Exercise goal.
Your task is to repeat the entries exactly. Leave the pictures out.

Excerpted data.
==========

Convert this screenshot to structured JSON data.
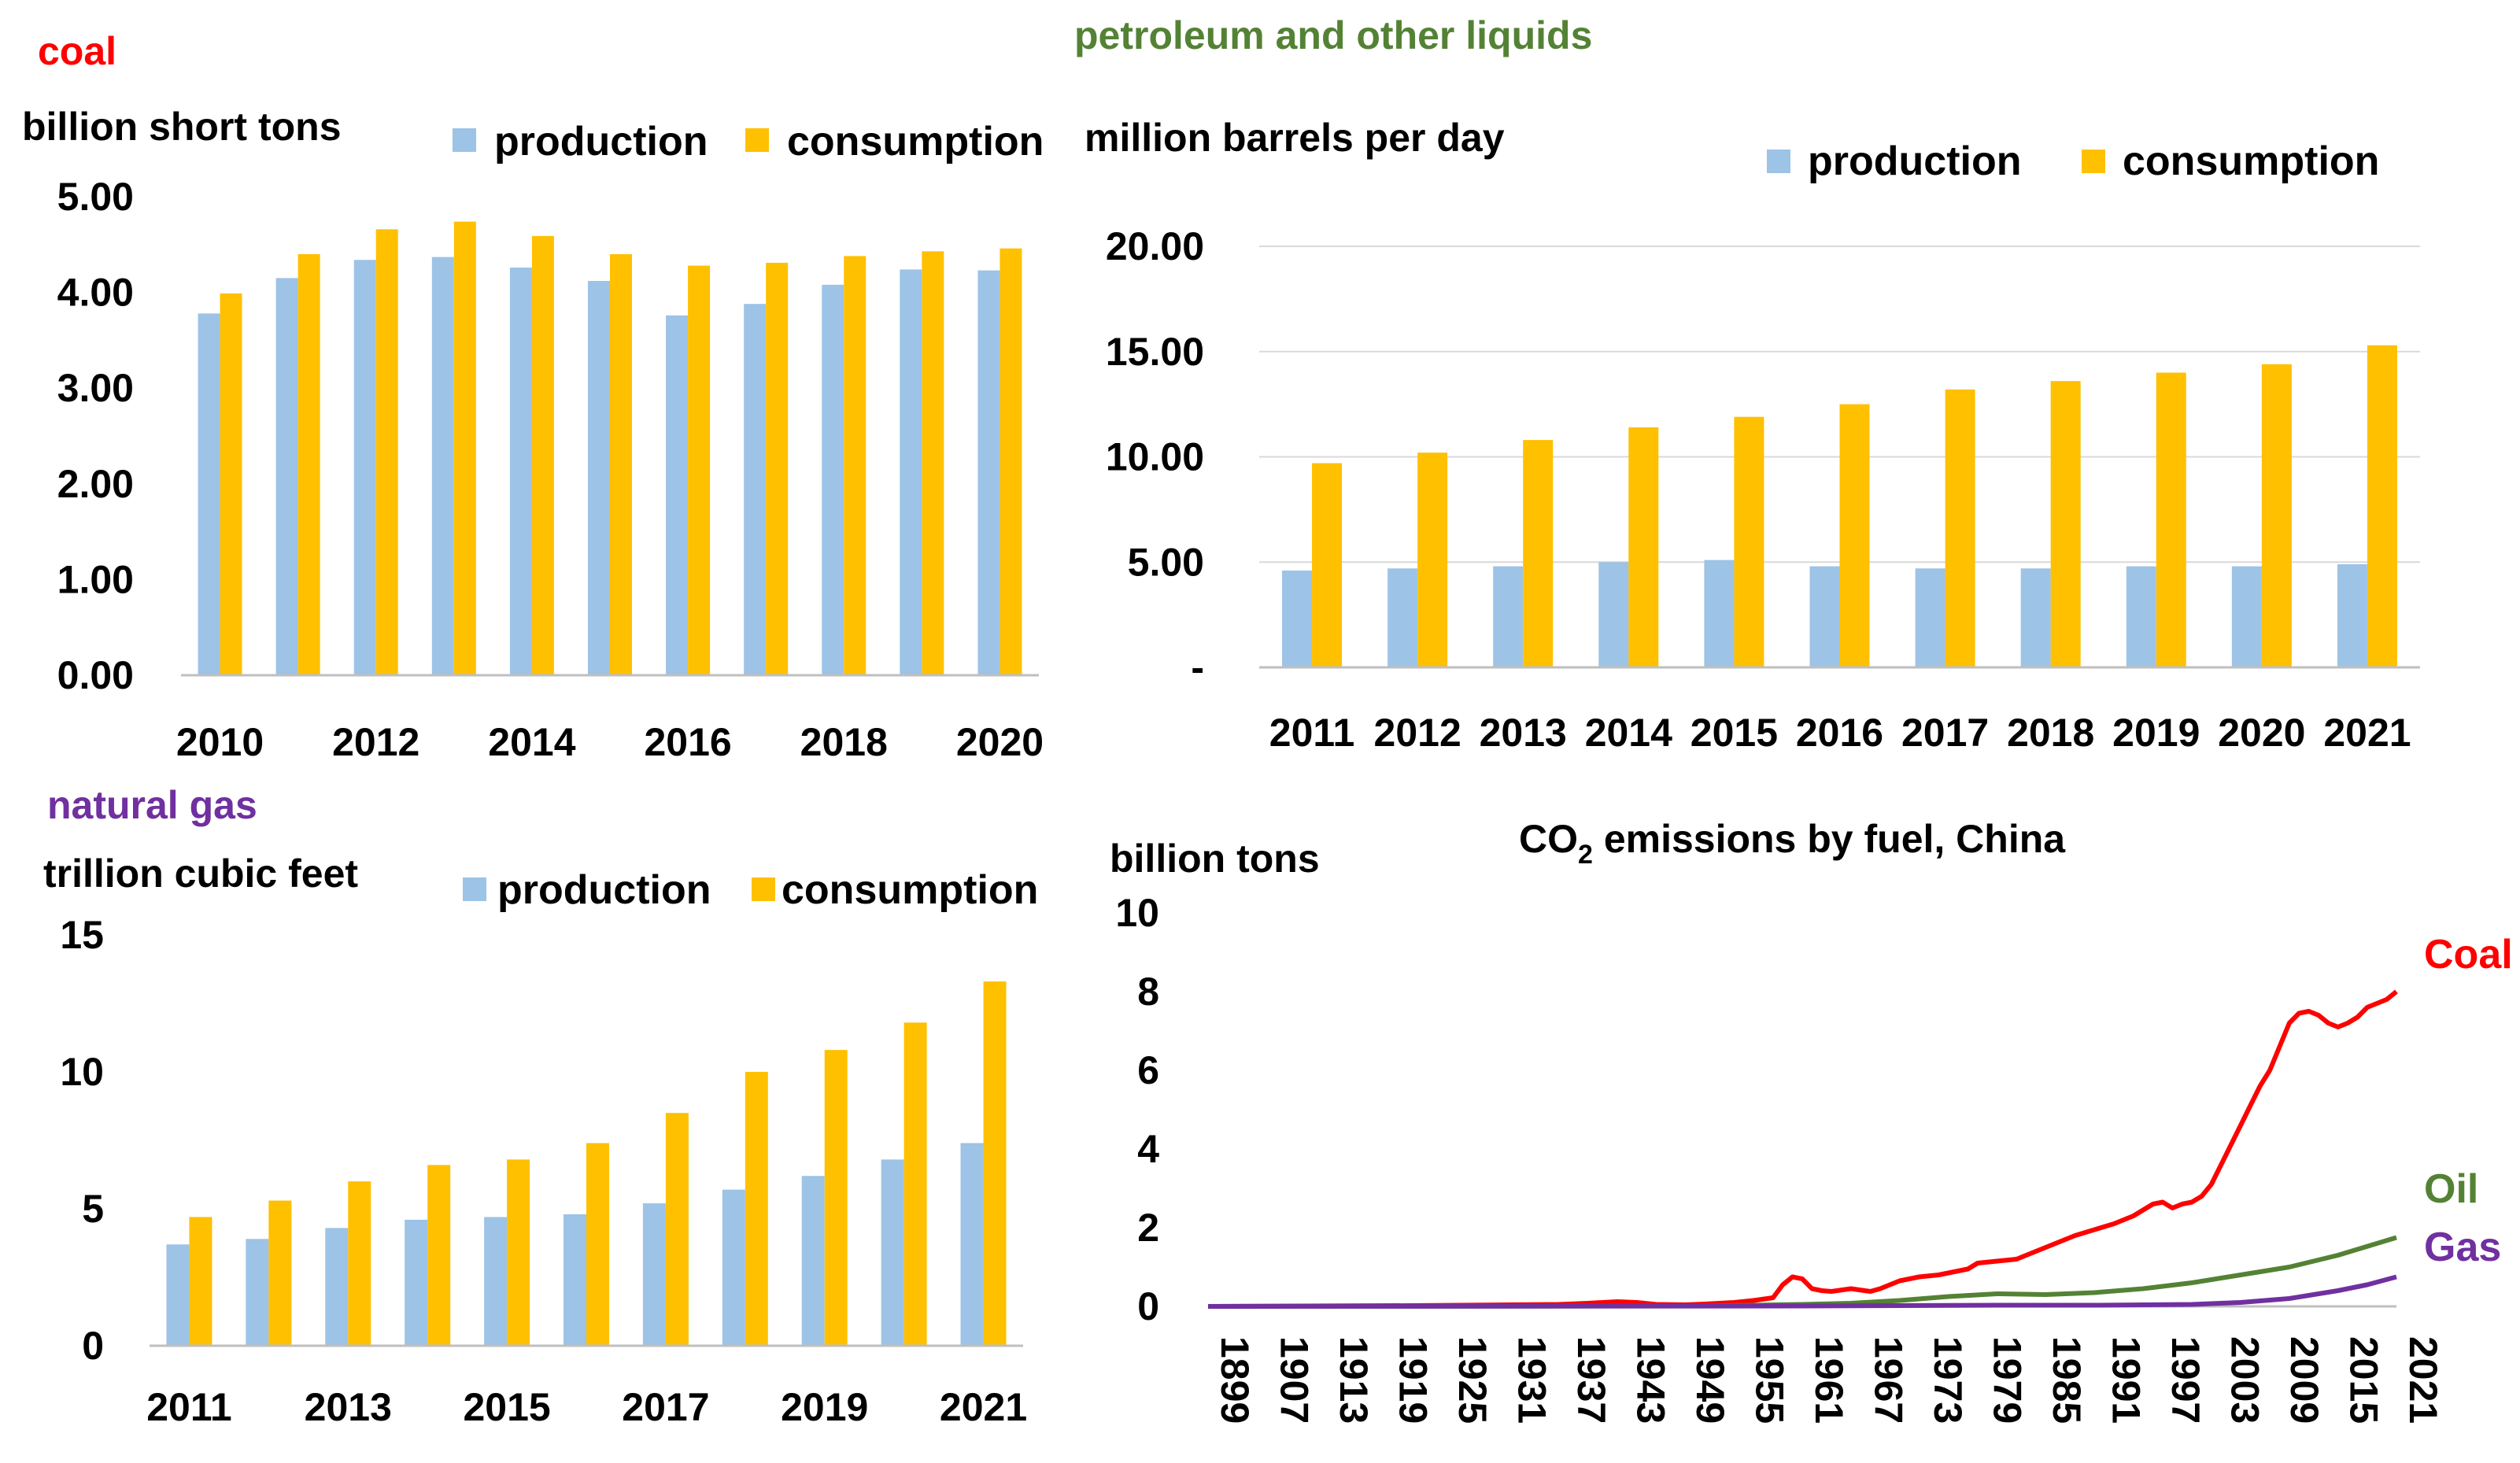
{
  "colors": {
    "production": "#9dc3e6",
    "consumption": "#ffc000",
    "coal_title": "#ff0000",
    "petroleum_title": "#548235",
    "gas_title": "#7030a0",
    "coal_line": "#ff0000",
    "oil_line": "#548235",
    "gas_line": "#7030a0",
    "grid": "#d9d9d9",
    "axis": "#bfbfbf"
  },
  "chart_data": [
    {
      "id": "coal",
      "type": "bar",
      "title": "coal",
      "ylabel": "billion short tons",
      "ylim": [
        0,
        5
      ],
      "yticks": [
        "0.00",
        "1.00",
        "2.00",
        "3.00",
        "4.00",
        "5.00"
      ],
      "categories": [
        "2010",
        "2011",
        "2012",
        "2013",
        "2014",
        "2015",
        "2016",
        "2017",
        "2018",
        "2019",
        "2020"
      ],
      "xtick_labels": [
        "2010",
        "",
        "2012",
        "",
        "2014",
        "",
        "2016",
        "",
        "2018",
        "",
        "2020"
      ],
      "series": [
        {
          "name": "production",
          "values": [
            3.78,
            4.15,
            4.34,
            4.37,
            4.26,
            4.12,
            3.76,
            3.88,
            4.08,
            4.24,
            4.23
          ]
        },
        {
          "name": "consumption",
          "values": [
            3.99,
            4.4,
            4.66,
            4.74,
            4.59,
            4.4,
            4.28,
            4.31,
            4.38,
            4.43,
            4.46
          ]
        }
      ],
      "legend": [
        "production",
        "consumption"
      ]
    },
    {
      "id": "petroleum",
      "type": "bar",
      "title": "petroleum and other liquids",
      "ylabel": "million barrels per day",
      "ylim": [
        0,
        20
      ],
      "yticks": [
        "-",
        "5.00",
        "10.00",
        "15.00",
        "20.00"
      ],
      "categories": [
        "2011",
        "2012",
        "2013",
        "2014",
        "2015",
        "2016",
        "2017",
        "2018",
        "2019",
        "2020",
        "2021"
      ],
      "xtick_labels": [
        "2011",
        "2012",
        "2013",
        "2014",
        "2015",
        "2016",
        "2017",
        "2018",
        "2019",
        "2020",
        "2021"
      ],
      "series": [
        {
          "name": "production",
          "values": [
            4.6,
            4.7,
            4.8,
            5.0,
            5.1,
            4.8,
            4.7,
            4.7,
            4.8,
            4.8,
            4.9
          ]
        },
        {
          "name": "consumption",
          "values": [
            9.7,
            10.2,
            10.8,
            11.4,
            11.9,
            12.5,
            13.2,
            13.6,
            14.0,
            14.4,
            15.3
          ]
        }
      ],
      "legend": [
        "production",
        "consumption"
      ]
    },
    {
      "id": "gas",
      "type": "bar",
      "title": "natural gas",
      "ylabel": "trillion cubic feet",
      "ylim": [
        0,
        15
      ],
      "yticks": [
        "0",
        "5",
        "10",
        "15"
      ],
      "categories": [
        "2011",
        "2012",
        "2013",
        "2014",
        "2015",
        "2016",
        "2017",
        "2018",
        "2019",
        "2020",
        "2021"
      ],
      "xtick_labels": [
        "2011",
        "",
        "2013",
        "",
        "2015",
        "",
        "2017",
        "",
        "2019",
        "",
        "2021"
      ],
      "series": [
        {
          "name": "production",
          "values": [
            3.7,
            3.9,
            4.3,
            4.6,
            4.7,
            4.8,
            5.2,
            5.7,
            6.2,
            6.8,
            7.4
          ]
        },
        {
          "name": "consumption",
          "values": [
            4.7,
            5.3,
            6.0,
            6.6,
            6.8,
            7.4,
            8.5,
            10.0,
            10.8,
            11.8,
            13.3
          ]
        }
      ],
      "legend": [
        "production",
        "consumption"
      ]
    },
    {
      "id": "co2",
      "type": "line",
      "title": "CO2 emissions by fuel, China",
      "title_main": "CO",
      "title_sub": "2",
      "title_rest": " emissions by fuel, China",
      "ylabel": "billion tons",
      "ylim": [
        0,
        10
      ],
      "yticks": [
        "0",
        "2",
        "4",
        "6",
        "8",
        "10"
      ],
      "xlim": [
        1899,
        2021
      ],
      "xtick_labels": [
        "1899",
        "1907",
        "1913",
        "1919",
        "1925",
        "1931",
        "1937",
        "1943",
        "1949",
        "1955",
        "1961",
        "1967",
        "1973",
        "1979",
        "1985",
        "1991",
        "1997",
        "2003",
        "2009",
        "2015",
        "2021"
      ],
      "series": [
        {
          "name": "Coal",
          "label": "Coal",
          "x": [
            1899,
            1920,
            1935,
            1938,
            1941,
            1943,
            1945,
            1948,
            1950,
            1953,
            1955,
            1957,
            1958,
            1959,
            1960,
            1961,
            1962,
            1963,
            1965,
            1967,
            1968,
            1970,
            1972,
            1974,
            1975,
            1977,
            1978,
            1980,
            1982,
            1984,
            1986,
            1988,
            1990,
            1992,
            1994,
            1996,
            1997,
            1998,
            1999,
            2000,
            2001,
            2002,
            2003,
            2004,
            2005,
            2006,
            2007,
            2008,
            2009,
            2010,
            2011,
            2012,
            2013,
            2014,
            2015,
            2016,
            2017,
            2018,
            2019,
            2020,
            2021
          ],
          "y": [
            0,
            0.02,
            0.05,
            0.08,
            0.12,
            0.1,
            0.05,
            0.04,
            0.06,
            0.1,
            0.15,
            0.22,
            0.55,
            0.75,
            0.7,
            0.45,
            0.4,
            0.38,
            0.45,
            0.38,
            0.45,
            0.65,
            0.75,
            0.8,
            0.85,
            0.95,
            1.1,
            1.15,
            1.2,
            1.4,
            1.6,
            1.8,
            1.95,
            2.1,
            2.3,
            2.6,
            2.65,
            2.5,
            2.6,
            2.65,
            2.8,
            3.1,
            3.6,
            4.1,
            4.6,
            5.1,
            5.6,
            6.0,
            6.6,
            7.2,
            7.45,
            7.5,
            7.4,
            7.2,
            7.1,
            7.2,
            7.35,
            7.6,
            7.7,
            7.8,
            8.0
          ]
        },
        {
          "name": "Oil",
          "label": "Oil",
          "x": [
            1899,
            1950,
            1960,
            1965,
            1970,
            1975,
            1980,
            1985,
            1990,
            1995,
            2000,
            2005,
            2010,
            2015,
            2021
          ],
          "y": [
            0,
            0.01,
            0.05,
            0.08,
            0.15,
            0.25,
            0.32,
            0.3,
            0.35,
            0.45,
            0.6,
            0.8,
            1.0,
            1.3,
            1.75
          ]
        },
        {
          "name": "Gas",
          "label": "Gas",
          "x": [
            1899,
            1960,
            1980,
            1990,
            2000,
            2005,
            2010,
            2015,
            2018,
            2021
          ],
          "y": [
            0,
            0.01,
            0.03,
            0.03,
            0.05,
            0.1,
            0.2,
            0.4,
            0.55,
            0.75
          ]
        }
      ]
    }
  ]
}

==========

Written answer.
Convert this screenshot to structured JSON data.
{
  "colors": {
    "production": "#9dc3e6",
    "consumption": "#ffc000",
    "coal_title": "#ff0000",
    "petroleum_title": "#548235",
    "gas_title": "#7030a0",
    "coal_line": "#ff0000",
    "oil_line": "#548235",
    "gas_line": "#7030a0",
    "grid": "#d9d9d9",
    "axis": "#bfbfbf"
  },
  "chart_data": [
    {
      "id": "coal",
      "type": "bar",
      "title": "coal",
      "ylabel": "billion short tons",
      "ylim": [
        0,
        5
      ],
      "yticks": [
        "0.00",
        "1.00",
        "2.00",
        "3.00",
        "4.00",
        "5.00"
      ],
      "categories": [
        "2010",
        "2011",
        "2012",
        "2013",
        "2014",
        "2015",
        "2016",
        "2017",
        "2018",
        "2019",
        "2020"
      ],
      "xtick_labels": [
        "2010",
        "",
        "2012",
        "",
        "2014",
        "",
        "2016",
        "",
        "2018",
        "",
        "2020"
      ],
      "series": [
        {
          "name": "production",
          "values": [
            3.78,
            4.15,
            4.34,
            4.37,
            4.26,
            4.12,
            3.76,
            3.88,
            4.08,
            4.24,
            4.23
          ]
        },
        {
          "name": "consumption",
          "values": [
            3.99,
            4.4,
            4.66,
            4.74,
            4.59,
            4.4,
            4.28,
            4.31,
            4.38,
            4.43,
            4.46
          ]
        }
      ],
      "legend": [
        "production",
        "consumption"
      ]
    },
    {
      "id": "petroleum",
      "type": "bar",
      "title": "petroleum and other liquids",
      "ylabel": "million barrels per day",
      "ylim": [
        0,
        20
      ],
      "yticks": [
        "-",
        "5.00",
        "10.00",
        "15.00",
        "20.00"
      ],
      "categories": [
        "2011",
        "2012",
        "2013",
        "2014",
        "2015",
        "2016",
        "2017",
        "2018",
        "2019",
        "2020",
        "2021"
      ],
      "xtick_labels": [
        "2011",
        "2012",
        "2013",
        "2014",
        "2015",
        "2016",
        "2017",
        "2018",
        "2019",
        "2020",
        "2021"
      ],
      "series": [
        {
          "name": "production",
          "values": [
            4.6,
            4.7,
            4.8,
            5.0,
            5.1,
            4.8,
            4.7,
            4.7,
            4.8,
            4.8,
            4.9
          ]
        },
        {
          "name": "consumption",
          "values": [
            9.7,
            10.2,
            10.8,
            11.4,
            11.9,
            12.5,
            13.2,
            13.6,
            14.0,
            14.4,
            15.3
          ]
        }
      ],
      "legend": [
        "production",
        "consumption"
      ]
    },
    {
      "id": "gas",
      "type": "bar",
      "title": "natural gas",
      "ylabel": "trillion cubic feet",
      "ylim": [
        0,
        15
      ],
      "yticks": [
        "0",
        "5",
        "10",
        "15"
      ],
      "categories": [
        "2011",
        "2012",
        "2013",
        "2014",
        "2015",
        "2016",
        "2017",
        "2018",
        "2019",
        "2020",
        "2021"
      ],
      "xtick_labels": [
        "2011",
        "",
        "2013",
        "",
        "2015",
        "",
        "2017",
        "",
        "2019",
        "",
        "2021"
      ],
      "series": [
        {
          "name": "production",
          "values": [
            3.7,
            3.9,
            4.3,
            4.6,
            4.7,
            4.8,
            5.2,
            5.7,
            6.2,
            6.8,
            7.4
          ]
        },
        {
          "name": "consumption",
          "values": [
            4.7,
            5.3,
            6.0,
            6.6,
            6.8,
            7.4,
            8.5,
            10.0,
            10.8,
            11.8,
            13.3
          ]
        }
      ],
      "legend": [
        "production",
        "consumption"
      ]
    },
    {
      "id": "co2",
      "type": "line",
      "title": "CO2 emissions by fuel, China",
      "title_main": "CO",
      "title_sub": "2",
      "title_rest": " emissions by fuel, China",
      "ylabel": "billion tons",
      "ylim": [
        0,
        10
      ],
      "yticks": [
        "0",
        "2",
        "4",
        "6",
        "8",
        "10"
      ],
      "xlim": [
        1899,
        2021
      ],
      "xtick_labels": [
        "1899",
        "1907",
        "1913",
        "1919",
        "1925",
        "1931",
        "1937",
        "1943",
        "1949",
        "1955",
        "1961",
        "1967",
        "1973",
        "1979",
        "1985",
        "1991",
        "1997",
        "2003",
        "2009",
        "2015",
        "2021"
      ],
      "series": [
        {
          "name": "Coal",
          "label": "Coal",
          "x": [
            1899,
            1920,
            1935,
            1938,
            1941,
            1943,
            1945,
            1948,
            1950,
            1953,
            1955,
            1957,
            1958,
            1959,
            1960,
            1961,
            1962,
            1963,
            1965,
            1967,
            1968,
            1970,
            1972,
            1974,
            1975,
            1977,
            1978,
            1980,
            1982,
            1984,
            1986,
            1988,
            1990,
            1992,
            1994,
            1996,
            1997,
            1998,
            1999,
            2000,
            2001,
            2002,
            2003,
            2004,
            2005,
            2006,
            2007,
            2008,
            2009,
            2010,
            2011,
            2012,
            2013,
            2014,
            2015,
            2016,
            2017,
            2018,
            2019,
            2020,
            2021
          ],
          "y": [
            0,
            0.02,
            0.05,
            0.08,
            0.12,
            0.1,
            0.05,
            0.04,
            0.06,
            0.1,
            0.15,
            0.22,
            0.55,
            0.75,
            0.7,
            0.45,
            0.4,
            0.38,
            0.45,
            0.38,
            0.45,
            0.65,
            0.75,
            0.8,
            0.85,
            0.95,
            1.1,
            1.15,
            1.2,
            1.4,
            1.6,
            1.8,
            1.95,
            2.1,
            2.3,
            2.6,
            2.65,
            2.5,
            2.6,
            2.65,
            2.8,
            3.1,
            3.6,
            4.1,
            4.6,
            5.1,
            5.6,
            6.0,
            6.6,
            7.2,
            7.45,
            7.5,
            7.4,
            7.2,
            7.1,
            7.2,
            7.35,
            7.6,
            7.7,
            7.8,
            8.0
          ]
        },
        {
          "name": "Oil",
          "label": "Oil",
          "x": [
            1899,
            1950,
            1960,
            1965,
            1970,
            1975,
            1980,
            1985,
            1990,
            1995,
            2000,
            2005,
            2010,
            2015,
            2021
          ],
          "y": [
            0,
            0.01,
            0.05,
            0.08,
            0.15,
            0.25,
            0.32,
            0.3,
            0.35,
            0.45,
            0.6,
            0.8,
            1.0,
            1.3,
            1.75
          ]
        },
        {
          "name": "Gas",
          "label": "Gas",
          "x": [
            1899,
            1960,
            1980,
            1990,
            2000,
            2005,
            2010,
            2015,
            2018,
            2021
          ],
          "y": [
            0,
            0.01,
            0.03,
            0.03,
            0.05,
            0.1,
            0.2,
            0.4,
            0.55,
            0.75
          ]
        }
      ]
    }
  ]
}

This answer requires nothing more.